For every line in the data below that contains "гражданского", copy the line.

-- start RAW DATA --

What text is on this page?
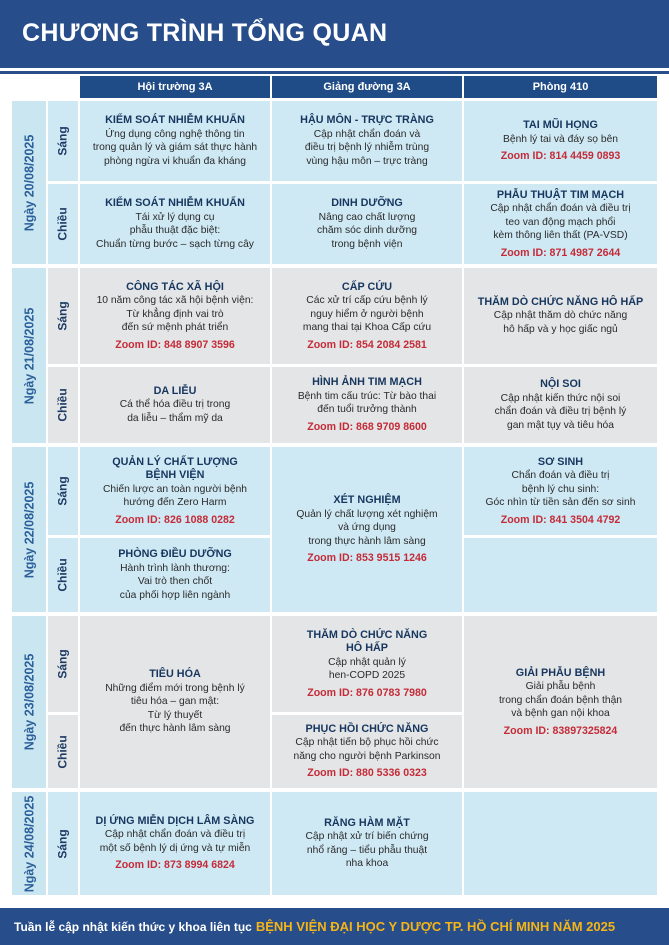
CHƯƠNG TRÌNH TỔNG QUAN
Hội trường 3A	Giảng đường 3A	Phòng 410
Ngày 20/08/2025
Ngày 21/08/2025
Ngày 22/08/2025
Ngày 23/08/2025
Ngày 24/08/2025
Sáng
Chiều
Sáng
Chiều
Sáng
Chiều
Sáng
Chiều
Sáng
KIỂM SOÁT NHIỄM KHUẨN
Ứng dụng công nghệ thông tin
trong quản lý và giám sát thực hành
phòng ngừa vi khuẩn đa kháng
HẬU MÔN - TRỰC TRÀNG
Cập nhật chẩn đoán và
điều trị bệnh lý nhiễm trùng
vùng hậu môn – trực tràng
TAI MŨI HỌNG
Bệnh lý tai và đáy sọ bên
Zoom ID: 814 4459 0893
KIỂM SOÁT NHIỄM KHUẨN
Tái xử lý dụng cụ
phẫu thuật đặc biệt:
Chuẩn từng bước – sạch từng cây
DINH DƯỠNG
Nâng cao chất lượng
chăm sóc dinh dưỡng
trong bệnh viện
PHẪU THUẬT TIM MẠCH
Cập nhật chẩn đoán và điều trị
teo van động mạch phổi
kèm thông liên thất (PA-VSD)
Zoom ID: 871 4987 2644
CÔNG TÁC XÃ HỘI
10 năm công tác xã hội bệnh viện:
Từ khẳng định vai trò
đến sứ mệnh phát triển
Zoom ID: 848 8907 3596
CẤP CỨU
Các xử trí cấp cứu bệnh lý
nguy hiểm ở người bệnh
mang thai tại Khoa Cấp cứu
Zoom ID: 854 2084 2581
THĂM DÒ CHỨC NĂNG HÔ HẤP
Cập nhật thăm dò chức năng
hô hấp và y học giấc ngủ
DA LIỄU
Cá thể hóa điều trị trong
da liễu – thẩm mỹ da
HÌNH ẢNH TIM MẠCH
Bệnh tim cấu trúc: Từ bào thai
đến tuổi trưởng thành
Zoom ID: 868 9709 8600
NỘI SOI
Cập nhật kiến thức nội soi
chẩn đoán và điều trị bệnh lý
gan mật tụy và tiêu hóa
QUẢN LÝ CHẤT LƯỢNG
BỆNH VIỆN
Chiến lược an toàn người bệnh
hướng đến Zero Harm
Zoom ID: 826 1088 0282
XÉT NGHIỆM
Quản lý chất lượng xét nghiệm
và ứng dụng
trong thực hành lâm sàng
Zoom ID: 853 9515 1246
SƠ SINH
Chẩn đoán và điều trị
bệnh lý chu sinh:
Góc nhìn từ tiền sản đến sơ sinh
Zoom ID: 841 3504 4792
PHÒNG ĐIỀU DƯỠNG
Hành trình lành thương:
Vai trò then chốt
của phối hợp liên ngành
TIÊU HÓA
Những điểm mới trong bệnh lý
tiêu hóa – gan mật:
Từ lý thuyết
đến thực hành lâm sàng
THĂM DÒ CHỨC NĂNG
HÔ HẤP
Cập nhật quản lý
hen-COPD 2025
Zoom ID: 876 0783 7980
GIẢI PHẪU BỆNH
Giải phẫu bệnh
trong chẩn đoán bệnh thận
và bệnh gan nội khoa
Zoom ID: 83897325824
PHỤC HỒI CHỨC NĂNG
Cập nhật tiến bộ phục hồi chức
năng cho người bệnh Parkinson
Zoom ID: 880 5336 0323
DỊ ỨNG MIỄN DỊCH LÂM SÀNG
Cập nhật chẩn đoán và điều trị
một số bệnh lý dị ứng và tự miễn
Zoom ID: 873 8994 6824
RĂNG HÀM MẶT
Cập nhật xử trí biến chứng
nhổ răng – tiểu phẫu thuật
nha khoa
Tuần lễ cập nhật kiến thức y khoa liên tục BỆNH VIỆN ĐẠI HỌC Y DƯỢC TP. HỒ CHÍ MINH NĂM 2025
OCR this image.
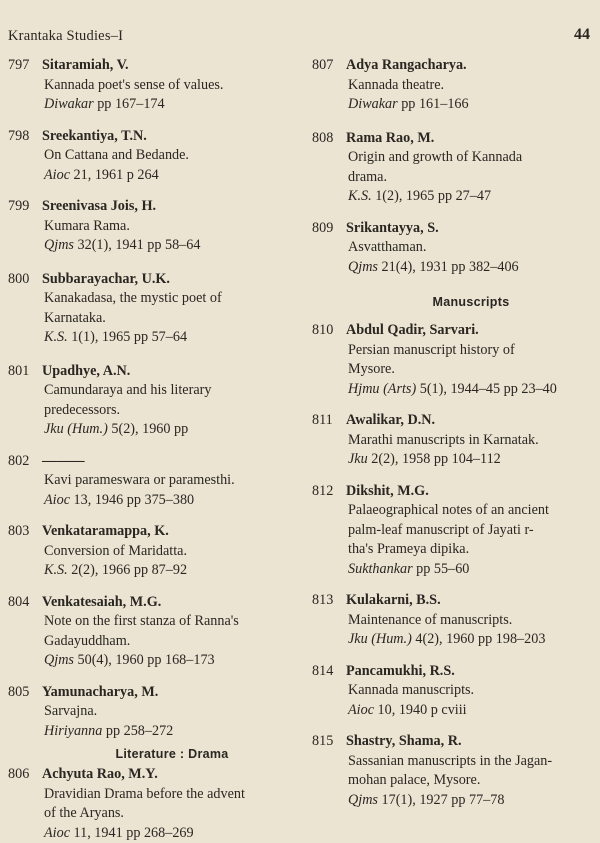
Krantaka Studies–I	44
797 Sitaramiah, V.
Kannada poet's sense of values.
Diwakar pp 167–174
798 Sreekantiya, T.N.
On Cattana and Bedande.
Aioc 21, 1961 p 264
799 Sreenivasa Jois, H.
Kumara Rama.
Qjms 32(1), 1941 pp 58–64
800 Subbarayachar, U.K.
Kanakadasa, the mystic poet of
Karnataka.
K.S. 1(1), 1965 pp 57–64
801 Upadhye, A.N.
Camundaraya and his literary
predecessors.
Jku (Hum.) 5(2), 1960 pp
802 ———
Kavi parameswara or paramesthi.
Aioc 13, 1946 pp 375–380
803 Venkataramappa, K.
Conversion of Maridatta.
K.S. 2(2), 1966 pp 87–92
804 Venkatesaiah, M.G.
Note on the first stanza of Ranna's
Gadayuddham.
Qjms 50(4), 1960 pp 168–173
805 Yamunacharya, M.
Sarvajna.
Hiriyanna pp 258–272
Literature : Drama
806 Achyuta Rao, M.Y.
Dravidian Drama before the advent
of the Aryans.
Aioc 11, 1941 pp 268–269
807 Adya Rangacharya.
Kannada theatre.
Diwakar pp 161–166
808 Rama Rao, M.
Origin and growth of Kannada
drama.
K.S. 1(2), 1965 pp 27–47
809 Srikantayya, S.
Asvatthaman.
Qjms 21(4), 1931 pp 382–406
Manuscripts
810 Abdul Qadir, Sarvari.
Persian manuscript history of
Mysore.
Hjmu (Arts) 5(1), 1944–45 pp 23–40
811 Awalikar, D.N.
Marathi manuscripts in Karnatak.
Jku 2(2), 1958 pp 104–112
812 Dikshit, M.G.
Palaeographical notes of an ancient
palm-leaf manuscript of Jayati r-
tha's Prameya dipika.
Sukthankar pp 55–60
813 Kulakarni, B.S.
Maintenance of manuscripts.
Jku (Hum.) 4(2), 1960 pp 198–203
814 Pancamukhi, R.S.
Kannada manuscripts.
Aioc 10, 1940 p cviii
815 Shastry, Shama, R.
Sassanian manuscripts in the Jagan-
mohan palace, Mysore.
Qjms 17(1), 1927 pp 77–78
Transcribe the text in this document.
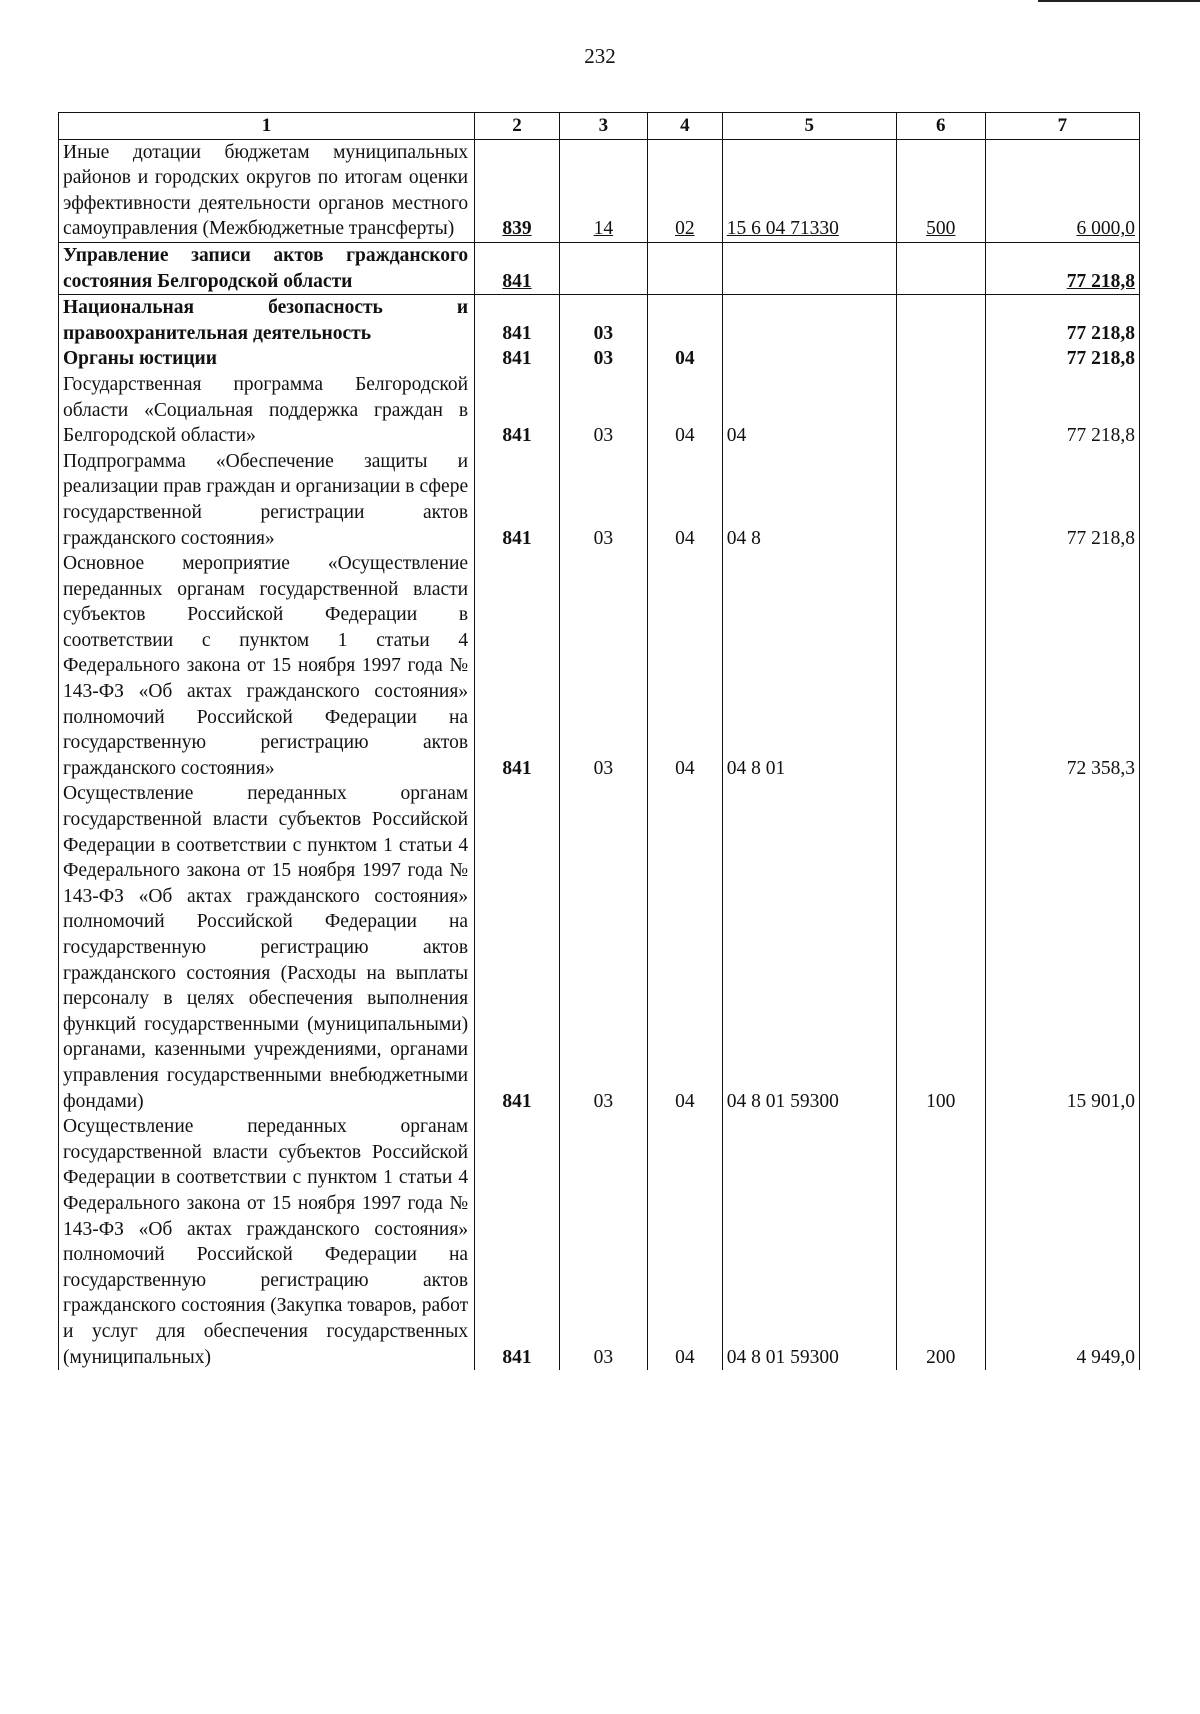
232
1	2	3	4	5	6	7
Иные дотации бюджетам муниципальных районов и городских округов по итогам оценки эффективности деятельности органов местного самоуправления (Межбюджетные трансферты)	839	14	02	15 6 04 71330	500	6 000,0
Управление записи актов гражданского состояния Белгородской области	841					77 218,8
Национальная безопасность и правоохранительная деятельность	841	03				77 218,8
Органы юстиции	841	03	04			77 218,8
Государственная программа Белгородской области «Социальная поддержка граждан в Белгородской области»	841	03	04	04		77 218,8
Подпрограмма «Обеспечение защиты и реализации прав граждан и организации в сфере государственной регистрации актов гражданского состояния»	841	03	04	04 8		77 218,8
Основное мероприятие «Осуществление переданных органам государственной власти субъектов Российской Федерации в соответствии с пунктом 1 статьи 4 Федерального закона от 15 ноября 1997 года № 143-ФЗ «Об актах гражданского состояния» полномочий Российской Федерации на государственную регистрацию актов гражданского состояния»	841	03	04	04 8 01		72 358,3
Осуществление переданных органам государственной власти субъектов Российской Федерации в соответствии с пунктом 1 статьи 4 Федерального закона от 15 ноября 1997 года № 143-ФЗ «Об актах гражданского состояния» полномочий Российской Федерации на государственную регистрацию актов гражданского состояния (Расходы на выплаты персоналу в целях обеспечения выполнения функций государственными (муниципальными) органами, казенными учреждениями, органами управления государственными внебюджетными фондами)	841	03	04	04 8 01 59300	100	15 901,0
Осуществление переданных органам государственной власти субъектов Российской Федерации в соответствии с пунктом 1 статьи 4 Федерального закона от 15 ноября 1997 года № 143-ФЗ «Об актах гражданского состояния» полномочий Российской Федерации на государственную регистрацию актов гражданского состояния (Закупка товаров, работ и услуг для обеспечения государственных (муниципальных)	841	03	04	04 8 01 59300	200	4 949,0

-- end RAW DATA --

**ANSWER**
Управление записи актов гражданского состояния Белгородской области	841					77 218,8
Подпрограмма «Обеспечение защиты и реализации прав граждан и организации в сфере государственной регистрации актов гражданского состояния»	841	03	04	04 8		77 218,8
Основное мероприятие «Осуществление переданных органам государственной власти субъектов Российской Федерации в соответствии с пунктом 1 статьи 4 Федерального закона от 15 ноября 1997 года № 143-ФЗ «Об актах гражданского состояния» полномочий Российской Федерации на государственную регистрацию актов гражданского состояния»	841	03	04	04 8 01		72 358,3
Осуществление переданных органам государственной власти субъектов Российской Федерации в соответствии с пунктом 1 статьи 4 Федерального закона от 15 ноября 1997 года № 143-ФЗ «Об актах гражданского состояния» полномочий Российской Федерации на государственную регистрацию актов гражданского состояния (Расходы на выплаты персоналу в целях обеспечения выполнения функций государственными (муниципальными) органами, казенными учреждениями, органами управления государственными внебюджетными фондами)	841	03	04	04 8 01 59300	100	15 901,0
Осуществление переданных органам государственной власти субъектов Российской Федерации в соответствии с пунктом 1 статьи 4 Федерального закона от 15 ноября 1997 года № 143-ФЗ «Об актах гражданского состояния» полномочий Российской Федерации на государственную регистрацию актов гражданского состояния (Закупка товаров, работ и услуг для обеспечения государственных (муниципальных)	841	03	04	04 8 01 59300	200	4 949,0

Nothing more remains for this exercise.